- [Direction] Present the following data again exactly as it is shown.

- [Data items]
☆ ☆ ☆ ☆

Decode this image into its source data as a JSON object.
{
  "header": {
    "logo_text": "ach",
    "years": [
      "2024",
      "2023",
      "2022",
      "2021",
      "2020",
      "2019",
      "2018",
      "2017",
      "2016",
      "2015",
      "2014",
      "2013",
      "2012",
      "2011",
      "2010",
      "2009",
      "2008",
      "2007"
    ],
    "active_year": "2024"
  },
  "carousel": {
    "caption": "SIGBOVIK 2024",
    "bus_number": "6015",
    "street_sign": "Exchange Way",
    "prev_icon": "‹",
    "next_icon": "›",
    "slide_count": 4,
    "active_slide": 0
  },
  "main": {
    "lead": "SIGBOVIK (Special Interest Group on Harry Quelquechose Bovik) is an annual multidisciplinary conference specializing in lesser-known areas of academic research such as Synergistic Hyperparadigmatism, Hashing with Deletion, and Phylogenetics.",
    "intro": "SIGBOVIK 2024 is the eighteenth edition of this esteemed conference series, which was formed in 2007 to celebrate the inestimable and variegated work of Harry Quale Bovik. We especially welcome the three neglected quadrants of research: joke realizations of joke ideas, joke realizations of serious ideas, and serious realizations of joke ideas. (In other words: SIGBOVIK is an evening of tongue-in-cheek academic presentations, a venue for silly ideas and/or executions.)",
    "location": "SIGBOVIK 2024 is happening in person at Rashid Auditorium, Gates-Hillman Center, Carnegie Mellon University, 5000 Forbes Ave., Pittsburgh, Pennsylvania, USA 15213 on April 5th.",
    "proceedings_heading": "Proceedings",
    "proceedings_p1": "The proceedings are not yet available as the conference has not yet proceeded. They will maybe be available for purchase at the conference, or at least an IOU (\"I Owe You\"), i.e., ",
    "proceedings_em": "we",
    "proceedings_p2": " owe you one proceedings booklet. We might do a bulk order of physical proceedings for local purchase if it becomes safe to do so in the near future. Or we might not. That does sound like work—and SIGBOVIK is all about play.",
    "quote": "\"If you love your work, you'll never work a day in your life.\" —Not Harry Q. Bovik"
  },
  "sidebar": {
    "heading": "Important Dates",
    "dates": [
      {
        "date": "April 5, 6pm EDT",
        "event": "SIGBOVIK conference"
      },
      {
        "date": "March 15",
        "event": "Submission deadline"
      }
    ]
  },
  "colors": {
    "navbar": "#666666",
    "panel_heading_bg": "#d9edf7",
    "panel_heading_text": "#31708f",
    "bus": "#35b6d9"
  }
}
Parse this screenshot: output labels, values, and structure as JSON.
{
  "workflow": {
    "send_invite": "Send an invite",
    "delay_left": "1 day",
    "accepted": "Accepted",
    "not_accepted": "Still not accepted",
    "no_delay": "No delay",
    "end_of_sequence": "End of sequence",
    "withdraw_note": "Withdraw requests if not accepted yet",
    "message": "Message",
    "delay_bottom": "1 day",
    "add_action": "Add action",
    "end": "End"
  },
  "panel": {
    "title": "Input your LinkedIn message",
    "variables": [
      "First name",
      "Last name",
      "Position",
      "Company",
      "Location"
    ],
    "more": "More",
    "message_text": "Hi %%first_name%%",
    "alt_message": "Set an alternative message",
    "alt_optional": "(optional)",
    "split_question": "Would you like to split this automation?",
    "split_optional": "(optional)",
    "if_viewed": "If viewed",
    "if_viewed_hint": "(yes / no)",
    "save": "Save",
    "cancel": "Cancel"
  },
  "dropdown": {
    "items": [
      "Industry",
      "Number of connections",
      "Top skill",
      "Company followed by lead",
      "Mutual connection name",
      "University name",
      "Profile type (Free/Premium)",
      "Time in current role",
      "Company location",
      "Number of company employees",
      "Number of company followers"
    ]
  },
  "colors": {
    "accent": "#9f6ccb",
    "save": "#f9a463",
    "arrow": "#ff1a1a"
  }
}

☆ ☆ ☆ ☆

- [Answer for the task]
Decode this image into its source data as a JSON object.
{
  "header": {
    "logo_text": "ach",
    "years": [
      "2024",
      "2023",
      "2022",
      "2021",
      "2020",
      "2019",
      "2018",
      "2017",
      "2016",
      "2015",
      "2014",
      "2013",
      "2012",
      "2011",
      "2010",
      "2009",
      "2008",
      "2007"
    ],
    "active_year": "2024"
  },
  "carousel": {
    "caption": "SIGBOVIK 2024",
    "bus_number": "6015",
    "street_sign": "Exchange Way",
    "prev_icon": "‹",
    "next_icon": "›",
    "slide_count": 4,
    "active_slide": 0
  },
  "main": {
    "lead": "SIGBOVIK (Special Interest Group on Harry Quelquechose Bovik) is an annual multidisciplinary conference specializing in lesser-known areas of academic research such as Synergistic Hyperparadigmatism, Hashing with Deletion, and Phylogenetics.",
    "intro": "SIGBOVIK 2024 is the eighteenth edition of this esteemed conference series, which was formed in 2007 to celebrate the inestimable and variegated work of Harry Quale Bovik. We especially welcome the three neglected quadrants of research: joke realizations of joke ideas, joke realizations of serious ideas, and serious realizations of joke ideas. (In other words: SIGBOVIK is an evening of tongue-in-cheek academic presentations, a venue for silly ideas and/or executions.)",
    "location": "SIGBOVIK 2024 is happening in person at Rashid Auditorium, Gates-Hillman Center, Carnegie Mellon University, 5000 Forbes Ave., Pittsburgh, Pennsylvania, USA 15213 on April 5th.",
    "proceedings_heading": "Proceedings",
    "proceedings_p1": "The proceedings are not yet available as the conference has not yet proceeded. They will maybe be available for purchase at the conference, or at least an IOU (\"I Owe You\"), i.e., ",
    "proceedings_em": "we",
    "proceedings_p2": " owe you one proceedings booklet. We might do a bulk order of physical proceedings for local purchase if it becomes safe to do so in the near future. Or we might not. That does sound like work—and SIGBOVIK is all about play.",
    "quote": "\"If you love your work, you'll never work a day in your life.\" —Not Harry Q. Bovik"
  },
  "sidebar": {
    "heading": "Important Dates",
    "dates": [
      {
        "date": "April 5, 6pm EDT",
        "event": "SIGBOVIK conference"
      },
      {
        "date": "March 15",
        "event": "Submission deadline"
      }
    ]
  },
  "colors": {
    "navbar": "#666666",
    "panel_heading_bg": "#d9edf7",
    "panel_heading_text": "#31708f",
    "bus": "#35b6d9"
  }
}
Parse this screenshot: output labels, values, and structure as JSON.
{
  "workflow": {
    "send_invite": "Send an invite",
    "delay_left": "1 day",
    "accepted": "Accepted",
    "not_accepted": "Still not accepted",
    "no_delay": "No delay",
    "end_of_sequence": "End of sequence",
    "withdraw_note": "Withdraw requests if not accepted yet",
    "message": "Message",
    "delay_bottom": "1 day",
    "add_action": "Add action",
    "end": "End"
  },
  "panel": {
    "title": "Input your LinkedIn message",
    "variables": [
      "First name",
      "Last name",
      "Position",
      "Company",
      "Location"
    ],
    "more": "More",
    "message_text": "Hi %%first_name%%",
    "alt_message": "Set an alternative message",
    "alt_optional": "(optional)",
    "split_question": "Would you like to split this automation?",
    "split_optional": "(optional)",
    "if_viewed": "If viewed",
    "if_viewed_hint": "(yes / no)",
    "save": "Save",
    "cancel": "Cancel"
  },
  "dropdown": {
    "items": [
      "Industry",
      "Number of connections",
      "Top skill",
      "Company followed by lead",
      "Mutual connection name",
      "University name",
      "Profile type (Free/Premium)",
      "Time in current role",
      "Company location",
      "Number of company employees",
      "Number of company followers"
    ]
  },
  "colors": {
    "accent": "#9f6ccb",
    "save": "#f9a463",
    "arrow": "#ff1a1a"
  }
}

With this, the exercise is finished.